[本文]
-------------------------
大分地方裁判所 昭和41年(ワ)2号 判決 1967年3月28日
原告
新国鉄大分地方労働組合
右代表者
甲斐信一
右訴訟代理人
安部万太郎
被告
国鉄労働組合大分地方本部
右代表者
鈴木一馬
被告
大分県労働金庫
右代表者
荒木俊英
被告両名訴訟代理人
吉田孝美
同
大野正男
同
田邨正義
主文
原告と被告国鉄労働組合大分地方本部との間において、原告が被告大分県労働金庫に対して別紙目録記載の預金等のうち合計金四、四八〇、三二八円の払戻請求権を有することを確認する。
被告大分県労働金庫は原告に対し金四、四八〇、三二八円ならびに右金員に対する昭和四一年一月一四日から支払済に至るまで年五分の割合による金員を支払え。
原告の被告大分県労働金庫に対する預金払戻請求権存在確認の請求はこれを却下する。
原告その余の請求を棄却する。
訴訟費用はこれを四分し、その一を原告の、その余を被告等の負担とする。
理由
一、本件預金等の従前の権利主体。
(一) 従前の国鉄労働組合大分地方本部(元大分地方本部)は単一労働組合たる国鉄労働組合(国労)の下部機関の一つで、国鉄大分鉄道管理局管内に勤務する国労組合員をもつて組織されていたものであること、本件預金等が元大分地方本部の執行委員長甲斐信一名義で被告労働金庫に預入されていることについてはいずれも当事者間に争いがない。
(二) そこで、先ず元地方本部が財産主体となりうるか否かにつき検討するに、(証拠)を綜合すれば、元大分地方本部は前示のとおり国労の一下部機関ではあるが、大分鉄道管理局管内の国労組合員をもつて組織され、固有の代表者、決議及び執行機関を有し、固有の規約、規則を具え、国労規約ないし大会決議によつて拘束を受ける場合もあるものの、その独自の問題については団体交渉、協約締結等自主的な行動権限を保有し、固有の資産収入を有し、対外的にも自己の名において独立の財産上の取引活動をなしていたものであることが認められる。
右事実によれば、元地方本部は法人格こそ有しないが実質的には独立の統一的組織体、即ち社団たる実質を有し、従つて自ら固有の資産をも有しうるものと認めるのが相当であつて、その財産主体をこれと別個に観念すべきであるとする原告の主張は採ることができない。
(三) 次に、証拠によれば、地方本部は所属組合員より徴収した規定の組合費を一旦国労本部に上納するが、これらのうちから交付金の形で再配分を受け、これを独自の権限において組合活動資金に充てるものであること、本件預金も元地方本部に対する右交付金を中心とし、そのほか元地方本部独自の組合費(斗争基金、犠牲者救済基金等)などを加え、元地方本部の各年度の収支黒字分を積立てて預入(ないし出資)されていたものであること、しかして、従来から元地方本部に対する加入、脱退などその構成員の移動がある際でも、本件預金等に関して右移動構成員の個々人に対して新たな拠出を求めたり、払戻をなすなどの処置はとられておらず、また予定されていなかつたことを認めることができ、この認定に反する証拠はない。
-------------------------
[データセットからの抜粋]
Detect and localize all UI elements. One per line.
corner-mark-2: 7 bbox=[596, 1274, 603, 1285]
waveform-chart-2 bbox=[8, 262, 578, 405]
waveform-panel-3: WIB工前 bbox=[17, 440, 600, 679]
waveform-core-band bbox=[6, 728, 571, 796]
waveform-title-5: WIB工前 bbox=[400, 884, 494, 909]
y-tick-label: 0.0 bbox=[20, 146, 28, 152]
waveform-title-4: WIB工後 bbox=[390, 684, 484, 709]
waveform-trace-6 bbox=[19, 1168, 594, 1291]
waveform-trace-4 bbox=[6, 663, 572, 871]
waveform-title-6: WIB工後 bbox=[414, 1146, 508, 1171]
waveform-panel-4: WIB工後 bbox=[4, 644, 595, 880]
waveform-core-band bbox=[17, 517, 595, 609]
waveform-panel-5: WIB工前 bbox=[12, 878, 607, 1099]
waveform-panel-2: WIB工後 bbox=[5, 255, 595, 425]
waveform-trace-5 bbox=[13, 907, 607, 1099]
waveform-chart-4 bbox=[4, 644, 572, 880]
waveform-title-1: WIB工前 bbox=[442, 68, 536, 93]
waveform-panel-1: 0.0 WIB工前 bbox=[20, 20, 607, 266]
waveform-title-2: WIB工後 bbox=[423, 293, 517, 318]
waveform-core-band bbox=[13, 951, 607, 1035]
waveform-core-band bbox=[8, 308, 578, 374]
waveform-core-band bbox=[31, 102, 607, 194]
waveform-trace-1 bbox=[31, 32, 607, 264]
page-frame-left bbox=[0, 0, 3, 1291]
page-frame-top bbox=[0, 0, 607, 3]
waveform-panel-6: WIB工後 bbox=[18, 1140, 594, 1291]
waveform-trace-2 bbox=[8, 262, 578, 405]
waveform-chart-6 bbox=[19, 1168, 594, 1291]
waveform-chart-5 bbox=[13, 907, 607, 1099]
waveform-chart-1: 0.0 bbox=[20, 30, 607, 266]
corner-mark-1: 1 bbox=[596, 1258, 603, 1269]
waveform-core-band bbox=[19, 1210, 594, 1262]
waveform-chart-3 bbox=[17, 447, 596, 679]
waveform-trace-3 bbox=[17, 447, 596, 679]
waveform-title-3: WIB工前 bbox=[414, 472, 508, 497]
-------------------------
[指示 1] 預金払戻をめぐるこの判決文によると、本件預金等は誰の名義で被告労働金庫に預け入れられていましたか？
[指示 2] 預金払戻をめぐるこの判決文を、途切れたところから続けて書き進めてください。
これらの記録は今回の作業とは関係がありません。

[回答 1] 元大分地方本部の執行委員長である甲斐信一の名義で預け入れられていました。

[回答 2]
右の事実に前段(二)の認定事実を綜合すれば、本件預金等は名実ともに法人に非ざる社団たる元地方本部固有の財産(つまり実質的にはその構成員の総有財産)としてこれに帰属していたものと認めるのが相当であつて、右預金に対する元地方本部の各組合員の持分の観念を容れる余地はないものと解される。
そうだとすれば本件預金についてこれる前示組合員団体の各構成員の合有財産たることを前提とする原告の主張(請求原因一)は理由なきに帰する。
二、本件預金等の帰属関係。
(一) 元地方本部の組織の変動
原告は元地方本部は原告組合に組織変更された旨主張するので、この点につき判断する。
(イ) 元地方本部が、かねて各地方本部に対応する県労評への加盟方針を掲げた国労本部の意思に反し、昭和三九年二月の臨時地方大会(以下二月大会に略称する)において県労評脱退を決議し、これを推していたものであること、これに対し、国労本部は元地方本部の執行委員の大部分に対し統制権を発動して職務執行の権限を停止する措置をとつたことについては当事者間に争いはない。
右のほか(証拠)によればなお以下の事実を認めることができる。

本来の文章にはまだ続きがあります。